**WORK REQUIRED:** Look through the lines below and extract each one that contains "corrosive".

**GIVEN RECORDS:**
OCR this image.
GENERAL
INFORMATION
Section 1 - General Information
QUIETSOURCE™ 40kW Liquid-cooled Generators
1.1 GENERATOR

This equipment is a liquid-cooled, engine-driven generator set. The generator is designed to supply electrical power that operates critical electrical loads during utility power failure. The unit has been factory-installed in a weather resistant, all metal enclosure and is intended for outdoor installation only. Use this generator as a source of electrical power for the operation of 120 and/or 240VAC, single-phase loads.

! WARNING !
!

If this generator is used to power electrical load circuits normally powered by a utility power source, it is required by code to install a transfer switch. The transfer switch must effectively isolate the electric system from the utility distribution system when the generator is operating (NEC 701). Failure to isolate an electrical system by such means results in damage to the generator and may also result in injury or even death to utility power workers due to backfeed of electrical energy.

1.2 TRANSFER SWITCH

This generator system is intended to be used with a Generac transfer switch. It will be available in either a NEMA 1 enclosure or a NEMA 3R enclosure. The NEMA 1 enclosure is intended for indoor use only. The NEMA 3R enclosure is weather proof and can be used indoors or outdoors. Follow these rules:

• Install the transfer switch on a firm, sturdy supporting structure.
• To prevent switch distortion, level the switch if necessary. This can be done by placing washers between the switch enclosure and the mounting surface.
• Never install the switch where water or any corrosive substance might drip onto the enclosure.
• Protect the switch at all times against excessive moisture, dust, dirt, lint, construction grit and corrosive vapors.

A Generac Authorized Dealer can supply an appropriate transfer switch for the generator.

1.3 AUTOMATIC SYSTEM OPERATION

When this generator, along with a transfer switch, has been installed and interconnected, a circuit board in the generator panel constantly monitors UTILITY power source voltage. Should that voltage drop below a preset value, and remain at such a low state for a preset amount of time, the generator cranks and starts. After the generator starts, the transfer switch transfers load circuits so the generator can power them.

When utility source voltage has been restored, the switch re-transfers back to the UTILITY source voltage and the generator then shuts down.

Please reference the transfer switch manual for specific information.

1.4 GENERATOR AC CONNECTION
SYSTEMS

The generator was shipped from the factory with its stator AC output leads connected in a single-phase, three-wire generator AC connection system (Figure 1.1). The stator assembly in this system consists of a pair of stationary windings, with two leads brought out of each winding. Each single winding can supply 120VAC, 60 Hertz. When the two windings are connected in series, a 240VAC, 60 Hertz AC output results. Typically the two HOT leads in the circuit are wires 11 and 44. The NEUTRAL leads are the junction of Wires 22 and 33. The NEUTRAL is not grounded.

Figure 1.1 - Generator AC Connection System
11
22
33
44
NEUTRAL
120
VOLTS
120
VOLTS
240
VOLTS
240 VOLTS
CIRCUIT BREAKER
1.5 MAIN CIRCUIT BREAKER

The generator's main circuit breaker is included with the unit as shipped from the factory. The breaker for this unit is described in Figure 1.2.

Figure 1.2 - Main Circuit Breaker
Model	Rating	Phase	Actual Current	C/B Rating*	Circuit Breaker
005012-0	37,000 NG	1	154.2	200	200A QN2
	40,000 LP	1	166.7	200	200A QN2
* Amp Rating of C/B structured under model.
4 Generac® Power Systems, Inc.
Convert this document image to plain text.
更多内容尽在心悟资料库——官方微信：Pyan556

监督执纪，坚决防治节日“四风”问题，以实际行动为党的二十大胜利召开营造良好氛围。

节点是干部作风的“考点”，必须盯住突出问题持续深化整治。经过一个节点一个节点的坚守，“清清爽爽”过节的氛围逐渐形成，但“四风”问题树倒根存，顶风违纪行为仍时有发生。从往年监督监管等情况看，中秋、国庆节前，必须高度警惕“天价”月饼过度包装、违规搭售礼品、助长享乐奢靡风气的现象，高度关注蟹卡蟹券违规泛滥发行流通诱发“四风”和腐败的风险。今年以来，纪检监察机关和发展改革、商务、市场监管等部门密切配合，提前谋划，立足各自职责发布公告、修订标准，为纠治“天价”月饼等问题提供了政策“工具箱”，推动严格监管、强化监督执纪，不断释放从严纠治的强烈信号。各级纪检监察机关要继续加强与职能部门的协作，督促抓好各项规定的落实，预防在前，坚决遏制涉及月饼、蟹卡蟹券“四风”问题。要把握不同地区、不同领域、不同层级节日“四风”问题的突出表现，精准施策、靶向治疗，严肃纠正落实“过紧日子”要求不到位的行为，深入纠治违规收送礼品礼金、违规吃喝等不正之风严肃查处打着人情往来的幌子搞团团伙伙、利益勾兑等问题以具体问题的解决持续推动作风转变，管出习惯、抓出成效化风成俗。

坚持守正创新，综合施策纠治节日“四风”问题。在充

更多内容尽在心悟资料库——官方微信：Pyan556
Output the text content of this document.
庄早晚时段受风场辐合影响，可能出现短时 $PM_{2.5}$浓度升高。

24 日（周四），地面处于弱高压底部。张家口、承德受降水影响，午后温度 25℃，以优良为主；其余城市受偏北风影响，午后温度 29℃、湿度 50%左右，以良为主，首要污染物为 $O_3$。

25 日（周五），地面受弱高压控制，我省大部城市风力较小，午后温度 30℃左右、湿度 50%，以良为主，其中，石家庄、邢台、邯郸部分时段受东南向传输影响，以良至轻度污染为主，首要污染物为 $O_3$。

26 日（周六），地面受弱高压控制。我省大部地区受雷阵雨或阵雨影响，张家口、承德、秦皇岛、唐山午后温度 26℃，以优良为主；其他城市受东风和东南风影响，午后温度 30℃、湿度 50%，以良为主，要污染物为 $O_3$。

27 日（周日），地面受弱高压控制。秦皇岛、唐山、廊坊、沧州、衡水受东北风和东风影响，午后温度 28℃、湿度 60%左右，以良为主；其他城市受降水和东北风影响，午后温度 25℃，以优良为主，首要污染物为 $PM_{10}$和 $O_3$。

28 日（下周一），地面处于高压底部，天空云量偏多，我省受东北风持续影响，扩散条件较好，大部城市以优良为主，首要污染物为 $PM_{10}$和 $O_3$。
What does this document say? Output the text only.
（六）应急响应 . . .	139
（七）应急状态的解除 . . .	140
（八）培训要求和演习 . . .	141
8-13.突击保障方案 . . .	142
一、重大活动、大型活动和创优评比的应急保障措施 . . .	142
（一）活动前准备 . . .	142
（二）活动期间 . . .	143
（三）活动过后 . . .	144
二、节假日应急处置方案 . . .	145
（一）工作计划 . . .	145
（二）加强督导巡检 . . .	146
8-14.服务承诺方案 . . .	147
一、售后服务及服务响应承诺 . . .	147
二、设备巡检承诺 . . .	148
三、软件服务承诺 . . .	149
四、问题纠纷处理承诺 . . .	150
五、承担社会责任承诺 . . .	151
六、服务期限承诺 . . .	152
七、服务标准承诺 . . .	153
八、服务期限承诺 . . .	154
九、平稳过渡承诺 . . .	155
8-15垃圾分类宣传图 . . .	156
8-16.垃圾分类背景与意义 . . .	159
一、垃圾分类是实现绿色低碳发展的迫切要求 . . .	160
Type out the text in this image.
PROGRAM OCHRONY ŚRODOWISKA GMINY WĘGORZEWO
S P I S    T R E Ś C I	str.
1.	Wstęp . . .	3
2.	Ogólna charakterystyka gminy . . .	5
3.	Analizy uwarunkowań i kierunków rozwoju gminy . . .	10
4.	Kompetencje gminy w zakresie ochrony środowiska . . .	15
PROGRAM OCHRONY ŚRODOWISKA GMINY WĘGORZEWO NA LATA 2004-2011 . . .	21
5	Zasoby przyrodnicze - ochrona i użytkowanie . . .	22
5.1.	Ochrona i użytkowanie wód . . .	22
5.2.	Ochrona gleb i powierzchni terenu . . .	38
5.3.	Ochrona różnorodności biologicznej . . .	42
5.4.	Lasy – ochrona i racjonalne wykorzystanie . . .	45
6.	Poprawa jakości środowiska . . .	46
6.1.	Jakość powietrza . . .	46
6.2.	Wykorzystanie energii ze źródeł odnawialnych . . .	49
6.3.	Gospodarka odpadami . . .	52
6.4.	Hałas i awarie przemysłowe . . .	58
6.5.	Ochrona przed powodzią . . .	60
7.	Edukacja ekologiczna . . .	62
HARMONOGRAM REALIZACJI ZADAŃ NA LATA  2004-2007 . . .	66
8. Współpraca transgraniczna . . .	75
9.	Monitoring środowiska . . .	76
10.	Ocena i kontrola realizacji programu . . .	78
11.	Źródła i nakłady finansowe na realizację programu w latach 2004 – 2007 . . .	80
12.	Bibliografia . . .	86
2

**COMPLETED TASK:**
• Never install the switch where water or any corrosive substance might drip onto the enclosure.
• Protect the switch at all times against excessive moisture, dust, dirt, lint, construction grit and corrosive vapors.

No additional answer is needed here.